── Data in this exercise ──
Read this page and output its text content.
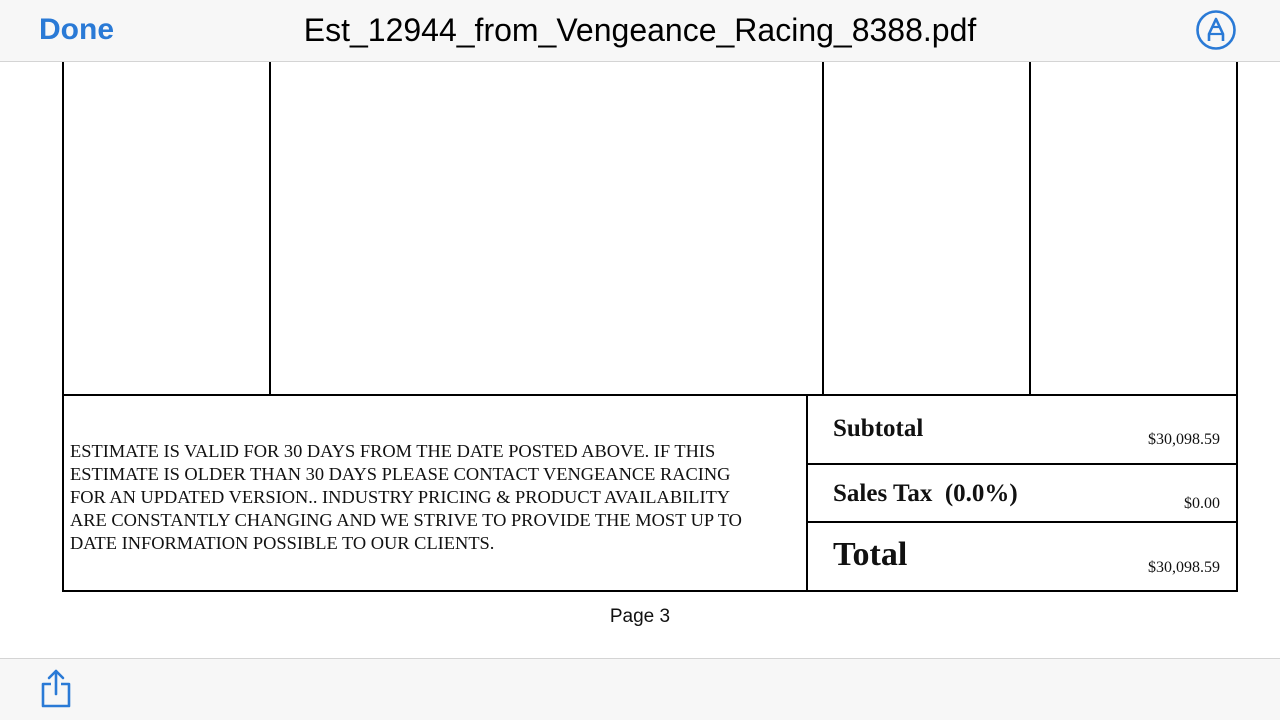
Done	Est_12944_from_Vengeance_Racing_8388.pdf
ESTIMATE IS VALID FOR 30 DAYS FROM THE DATE POSTED ABOVE. IF THIS
ESTIMATE IS OLDER THAN 30 DAYS PLEASE CONTACT VENGEANCE RACING
FOR AN UPDATED VERSION.. INDUSTRY PRICING & PRODUCT AVAILABILITY
ARE CONSTANTLY CHANGING AND WE STRIVE TO PROVIDE THE MOST UP TO
DATE INFORMATION POSSIBLE TO OUR CLIENTS.
Subtotal	$30,098.59
Sales Tax  (0.0%)	$0.00
Total	$30,098.59
Page 3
───
Short exercise:
Which lines contain the word "ESTIMATE"? Copy each of them.

Result of this exercise:
ESTIMATE IS VALID FOR 30 DAYS FROM THE DATE POSTED ABOVE. IF THIS
ESTIMATE IS OLDER THAN 30 DAYS PLEASE CONTACT VENGEANCE RACING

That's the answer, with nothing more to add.